* [Written instruction]
Copy each line that holds "this".

* [Data supplied]
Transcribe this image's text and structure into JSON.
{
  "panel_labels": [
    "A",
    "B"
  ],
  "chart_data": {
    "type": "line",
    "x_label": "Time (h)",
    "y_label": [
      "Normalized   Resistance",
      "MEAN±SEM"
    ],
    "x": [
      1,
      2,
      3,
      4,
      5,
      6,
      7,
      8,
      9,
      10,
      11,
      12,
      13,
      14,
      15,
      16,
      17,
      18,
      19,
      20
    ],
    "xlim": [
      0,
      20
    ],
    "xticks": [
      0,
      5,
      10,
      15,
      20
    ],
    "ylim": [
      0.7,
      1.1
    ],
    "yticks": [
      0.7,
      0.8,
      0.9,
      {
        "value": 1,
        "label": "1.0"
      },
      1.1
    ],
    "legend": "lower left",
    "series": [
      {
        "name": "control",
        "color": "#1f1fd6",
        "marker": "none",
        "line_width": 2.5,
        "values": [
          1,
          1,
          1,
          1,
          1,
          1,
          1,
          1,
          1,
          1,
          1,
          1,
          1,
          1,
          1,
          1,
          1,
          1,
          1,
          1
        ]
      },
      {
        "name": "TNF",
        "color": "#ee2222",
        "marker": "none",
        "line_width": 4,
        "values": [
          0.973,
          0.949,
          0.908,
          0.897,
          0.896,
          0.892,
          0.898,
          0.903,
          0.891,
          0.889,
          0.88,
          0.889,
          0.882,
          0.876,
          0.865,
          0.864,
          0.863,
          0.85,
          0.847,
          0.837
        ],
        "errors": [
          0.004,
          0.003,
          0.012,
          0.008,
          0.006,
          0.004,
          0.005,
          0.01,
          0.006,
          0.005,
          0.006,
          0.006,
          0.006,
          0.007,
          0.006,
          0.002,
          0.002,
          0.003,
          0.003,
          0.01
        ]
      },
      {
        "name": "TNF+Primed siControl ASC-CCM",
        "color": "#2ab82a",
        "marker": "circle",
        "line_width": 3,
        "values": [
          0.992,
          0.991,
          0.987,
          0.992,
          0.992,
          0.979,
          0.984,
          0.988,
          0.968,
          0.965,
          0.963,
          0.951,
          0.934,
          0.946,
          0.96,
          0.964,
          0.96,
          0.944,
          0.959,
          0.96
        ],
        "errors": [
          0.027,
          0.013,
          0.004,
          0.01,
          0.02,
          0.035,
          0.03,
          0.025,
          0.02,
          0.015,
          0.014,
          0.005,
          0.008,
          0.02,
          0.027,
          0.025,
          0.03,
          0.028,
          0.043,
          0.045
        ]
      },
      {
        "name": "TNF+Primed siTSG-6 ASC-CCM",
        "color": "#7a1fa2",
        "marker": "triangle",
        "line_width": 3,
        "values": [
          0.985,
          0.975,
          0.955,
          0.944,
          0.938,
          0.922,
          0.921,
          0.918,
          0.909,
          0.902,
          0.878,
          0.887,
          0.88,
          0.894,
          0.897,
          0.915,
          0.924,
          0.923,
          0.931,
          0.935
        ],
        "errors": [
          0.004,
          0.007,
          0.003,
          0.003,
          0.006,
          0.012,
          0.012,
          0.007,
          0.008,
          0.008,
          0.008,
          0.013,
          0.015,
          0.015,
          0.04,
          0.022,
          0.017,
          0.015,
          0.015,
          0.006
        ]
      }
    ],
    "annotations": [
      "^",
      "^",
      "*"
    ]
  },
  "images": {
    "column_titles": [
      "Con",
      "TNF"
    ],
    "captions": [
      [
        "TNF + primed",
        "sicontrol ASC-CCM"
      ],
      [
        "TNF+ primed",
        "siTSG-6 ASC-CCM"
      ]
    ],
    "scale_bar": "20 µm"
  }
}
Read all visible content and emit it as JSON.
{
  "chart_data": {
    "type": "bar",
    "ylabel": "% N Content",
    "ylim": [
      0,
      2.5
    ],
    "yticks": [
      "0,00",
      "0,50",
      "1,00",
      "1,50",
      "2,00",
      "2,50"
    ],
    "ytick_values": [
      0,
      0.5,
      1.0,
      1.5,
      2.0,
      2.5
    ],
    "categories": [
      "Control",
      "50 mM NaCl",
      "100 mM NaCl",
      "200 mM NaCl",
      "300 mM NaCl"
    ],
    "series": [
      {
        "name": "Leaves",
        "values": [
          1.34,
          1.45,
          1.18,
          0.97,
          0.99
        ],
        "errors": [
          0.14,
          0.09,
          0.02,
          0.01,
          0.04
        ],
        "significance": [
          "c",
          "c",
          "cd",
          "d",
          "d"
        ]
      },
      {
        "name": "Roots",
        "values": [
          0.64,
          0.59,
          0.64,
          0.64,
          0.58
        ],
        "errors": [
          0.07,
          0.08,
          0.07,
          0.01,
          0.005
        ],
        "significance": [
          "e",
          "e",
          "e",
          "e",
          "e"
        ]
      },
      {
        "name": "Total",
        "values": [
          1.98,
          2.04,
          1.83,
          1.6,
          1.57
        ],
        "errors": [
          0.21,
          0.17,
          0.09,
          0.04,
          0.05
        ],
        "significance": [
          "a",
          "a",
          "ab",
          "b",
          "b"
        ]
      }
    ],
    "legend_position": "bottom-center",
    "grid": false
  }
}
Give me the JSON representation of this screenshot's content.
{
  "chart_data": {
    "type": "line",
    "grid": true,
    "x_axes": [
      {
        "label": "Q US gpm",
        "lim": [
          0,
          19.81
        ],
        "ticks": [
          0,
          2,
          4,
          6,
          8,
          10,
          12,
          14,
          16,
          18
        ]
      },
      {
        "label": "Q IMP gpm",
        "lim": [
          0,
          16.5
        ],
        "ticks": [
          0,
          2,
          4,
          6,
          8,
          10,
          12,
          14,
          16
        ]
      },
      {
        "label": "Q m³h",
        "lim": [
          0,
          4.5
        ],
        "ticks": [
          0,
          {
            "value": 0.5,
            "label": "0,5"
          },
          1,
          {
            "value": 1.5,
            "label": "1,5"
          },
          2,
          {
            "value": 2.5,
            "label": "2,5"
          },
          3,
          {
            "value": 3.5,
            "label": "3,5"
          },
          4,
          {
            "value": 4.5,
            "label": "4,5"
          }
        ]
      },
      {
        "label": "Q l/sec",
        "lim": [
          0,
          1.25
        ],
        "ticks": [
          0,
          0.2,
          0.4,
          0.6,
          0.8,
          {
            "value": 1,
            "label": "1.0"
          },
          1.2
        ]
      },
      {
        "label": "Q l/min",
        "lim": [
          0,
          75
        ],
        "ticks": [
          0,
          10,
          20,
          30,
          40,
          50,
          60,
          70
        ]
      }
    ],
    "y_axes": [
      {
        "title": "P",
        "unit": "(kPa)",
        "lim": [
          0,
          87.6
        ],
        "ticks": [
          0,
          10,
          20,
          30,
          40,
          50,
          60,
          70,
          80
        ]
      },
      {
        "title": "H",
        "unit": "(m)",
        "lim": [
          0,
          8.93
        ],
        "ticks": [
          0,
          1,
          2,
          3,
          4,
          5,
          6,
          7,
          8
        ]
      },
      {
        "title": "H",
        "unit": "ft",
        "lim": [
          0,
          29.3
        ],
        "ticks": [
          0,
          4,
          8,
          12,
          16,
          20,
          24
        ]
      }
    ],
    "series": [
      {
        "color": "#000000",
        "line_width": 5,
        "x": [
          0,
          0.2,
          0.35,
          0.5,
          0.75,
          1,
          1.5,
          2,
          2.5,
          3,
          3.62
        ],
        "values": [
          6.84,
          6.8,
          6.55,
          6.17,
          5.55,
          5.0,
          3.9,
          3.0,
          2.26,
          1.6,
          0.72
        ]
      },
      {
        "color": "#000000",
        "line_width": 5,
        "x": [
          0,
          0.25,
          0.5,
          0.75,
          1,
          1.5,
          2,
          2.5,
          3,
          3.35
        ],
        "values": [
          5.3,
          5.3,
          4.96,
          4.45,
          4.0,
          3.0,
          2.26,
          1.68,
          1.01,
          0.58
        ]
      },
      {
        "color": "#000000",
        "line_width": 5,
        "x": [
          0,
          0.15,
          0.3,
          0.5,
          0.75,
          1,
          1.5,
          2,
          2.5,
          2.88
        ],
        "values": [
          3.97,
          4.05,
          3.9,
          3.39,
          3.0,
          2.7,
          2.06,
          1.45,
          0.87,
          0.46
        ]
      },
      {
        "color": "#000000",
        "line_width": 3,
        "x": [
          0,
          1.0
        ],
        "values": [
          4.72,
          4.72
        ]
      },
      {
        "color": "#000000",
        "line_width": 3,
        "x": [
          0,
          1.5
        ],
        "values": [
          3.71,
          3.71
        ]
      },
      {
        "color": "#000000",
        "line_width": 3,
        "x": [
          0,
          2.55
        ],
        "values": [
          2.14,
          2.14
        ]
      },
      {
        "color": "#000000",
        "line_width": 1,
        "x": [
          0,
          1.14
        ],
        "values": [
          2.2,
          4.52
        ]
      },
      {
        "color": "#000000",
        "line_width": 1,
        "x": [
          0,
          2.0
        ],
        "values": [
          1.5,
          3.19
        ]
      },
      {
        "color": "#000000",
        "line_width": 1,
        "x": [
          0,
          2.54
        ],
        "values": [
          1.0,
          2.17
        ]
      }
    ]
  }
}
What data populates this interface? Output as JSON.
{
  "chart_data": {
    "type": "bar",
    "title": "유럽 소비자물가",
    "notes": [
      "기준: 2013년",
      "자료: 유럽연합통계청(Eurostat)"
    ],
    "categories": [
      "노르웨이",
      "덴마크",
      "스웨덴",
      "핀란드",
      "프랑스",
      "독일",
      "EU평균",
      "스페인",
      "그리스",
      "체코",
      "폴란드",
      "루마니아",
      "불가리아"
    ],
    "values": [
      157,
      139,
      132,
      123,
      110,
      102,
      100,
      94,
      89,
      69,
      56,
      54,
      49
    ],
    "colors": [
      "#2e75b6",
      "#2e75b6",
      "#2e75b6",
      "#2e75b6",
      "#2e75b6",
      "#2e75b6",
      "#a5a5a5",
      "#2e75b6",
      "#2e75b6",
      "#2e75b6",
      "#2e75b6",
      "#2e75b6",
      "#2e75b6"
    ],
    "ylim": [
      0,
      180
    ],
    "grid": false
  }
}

* [Solved problem]
Transcribe this image's text and structure into JSON.
Give me the JSON representation of this screenshot's content.
What data populates this interface? Output as JSON.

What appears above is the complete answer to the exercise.